**STATED PROBLEM**
Return each line of the material verbatim.

**SUPPLIED RECORDS**
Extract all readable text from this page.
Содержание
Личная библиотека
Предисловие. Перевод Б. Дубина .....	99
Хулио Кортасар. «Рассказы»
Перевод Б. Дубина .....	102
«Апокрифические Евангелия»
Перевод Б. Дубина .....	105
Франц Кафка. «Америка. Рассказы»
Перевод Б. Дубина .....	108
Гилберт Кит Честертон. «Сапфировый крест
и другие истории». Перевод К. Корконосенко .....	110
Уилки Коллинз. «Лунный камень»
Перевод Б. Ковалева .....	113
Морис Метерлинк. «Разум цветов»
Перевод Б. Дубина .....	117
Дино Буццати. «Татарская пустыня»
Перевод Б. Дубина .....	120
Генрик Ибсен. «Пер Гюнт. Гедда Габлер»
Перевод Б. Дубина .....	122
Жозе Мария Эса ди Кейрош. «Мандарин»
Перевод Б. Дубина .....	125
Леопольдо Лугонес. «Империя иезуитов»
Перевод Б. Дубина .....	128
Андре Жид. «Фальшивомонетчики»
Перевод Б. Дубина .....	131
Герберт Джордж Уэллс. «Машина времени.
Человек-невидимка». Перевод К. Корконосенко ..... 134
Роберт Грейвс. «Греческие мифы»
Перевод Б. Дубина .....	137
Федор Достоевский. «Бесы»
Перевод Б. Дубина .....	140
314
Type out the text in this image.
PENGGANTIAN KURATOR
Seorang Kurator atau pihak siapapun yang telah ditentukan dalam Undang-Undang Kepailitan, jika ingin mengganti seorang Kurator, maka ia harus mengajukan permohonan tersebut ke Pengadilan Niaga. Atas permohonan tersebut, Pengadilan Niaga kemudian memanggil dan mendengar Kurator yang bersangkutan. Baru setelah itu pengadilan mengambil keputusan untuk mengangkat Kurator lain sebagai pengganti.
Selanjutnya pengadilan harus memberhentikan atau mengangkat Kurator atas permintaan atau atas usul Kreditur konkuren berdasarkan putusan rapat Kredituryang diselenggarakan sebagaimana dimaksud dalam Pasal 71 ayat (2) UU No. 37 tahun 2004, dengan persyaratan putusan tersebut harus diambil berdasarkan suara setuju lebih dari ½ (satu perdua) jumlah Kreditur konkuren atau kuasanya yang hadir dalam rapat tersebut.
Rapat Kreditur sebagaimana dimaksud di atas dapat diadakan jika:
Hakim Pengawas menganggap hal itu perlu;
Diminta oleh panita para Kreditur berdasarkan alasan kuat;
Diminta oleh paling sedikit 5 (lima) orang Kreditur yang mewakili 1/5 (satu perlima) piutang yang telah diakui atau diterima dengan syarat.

**THE RESULT**
Extract all readable text from this page.
Содержание
Личная библиотека
Предисловие. Перевод Б. Дубина .....	99
Хулио Кортасар. «Рассказы»
Перевод Б. Дубина .....	102
«Апокрифические Евангелия»
Перевод Б. Дубина .....	105
Франц Кафка. «Америка. Рассказы»
Перевод Б. Дубина .....	108
Гилберт Кит Честертон. «Сапфировый крест
и другие истории». Перевод К. Корконосенко .....	110
Уилки Коллинз. «Лунный камень»
Перевод Б. Ковалева .....	113
Морис Метерлинк. «Разум цветов»
Перевод Б. Дубина .....	117
Дино Буццати. «Татарская пустыня»
Перевод Б. Дубина .....	120
Генрик Ибсен. «Пер Гюнт. Гедда Габлер»
Перевод Б. Дубина .....	122
Жозе Мария Эса ди Кейрош. «Мандарин»
Перевод Б. Дубина .....	125
Леопольдо Лугонес. «Империя иезуитов»
Перевод Б. Дубина .....	128
Андре Жид. «Фальшивомонетчики»
Перевод Б. Дубина .....	131
Герберт Джордж Уэллс. «Машина времени.
Человек-невидимка». Перевод К. Корконосенко ..... 134
Роберт Грейвс. «Греческие мифы»
Перевод Б. Дубина .....	137
Федор Достоевский. «Бесы»
Перевод Б. Дубина .....	140
314
Type out the text in this image.
PENGGANTIAN KURATOR
Seorang Kurator atau pihak siapapun yang telah ditentukan dalam Undang-Undang Kepailitan, jika ingin mengganti seorang Kurator, maka ia harus mengajukan permohonan tersebut ke Pengadilan Niaga. Atas permohonan tersebut, Pengadilan Niaga kemudian memanggil dan mendengar Kurator yang bersangkutan. Baru setelah itu pengadilan mengambil keputusan untuk mengangkat Kurator lain sebagai pengganti.
Selanjutnya pengadilan harus memberhentikan atau mengangkat Kurator atas permintaan atau atas usul Kreditur konkuren berdasarkan putusan rapat Kredituryang diselenggarakan sebagaimana dimaksud dalam Pasal 71 ayat (2) UU No. 37 tahun 2004, dengan persyaratan putusan tersebut harus diambil berdasarkan suara setuju lebih dari ½ (satu perdua) jumlah Kreditur konkuren atau kuasanya yang hadir dalam rapat tersebut.
Rapat Kreditur sebagaimana dimaksud di atas dapat diadakan jika:
Hakim Pengawas menganggap hal itu perlu;
Diminta oleh panita para Kreditur berdasarkan alasan kuat;
Diminta oleh paling sedikit 5 (lima) orang Kreditur yang mewakili 1/5 (satu perlima) piutang yang telah diakui atau diterima dengan syarat.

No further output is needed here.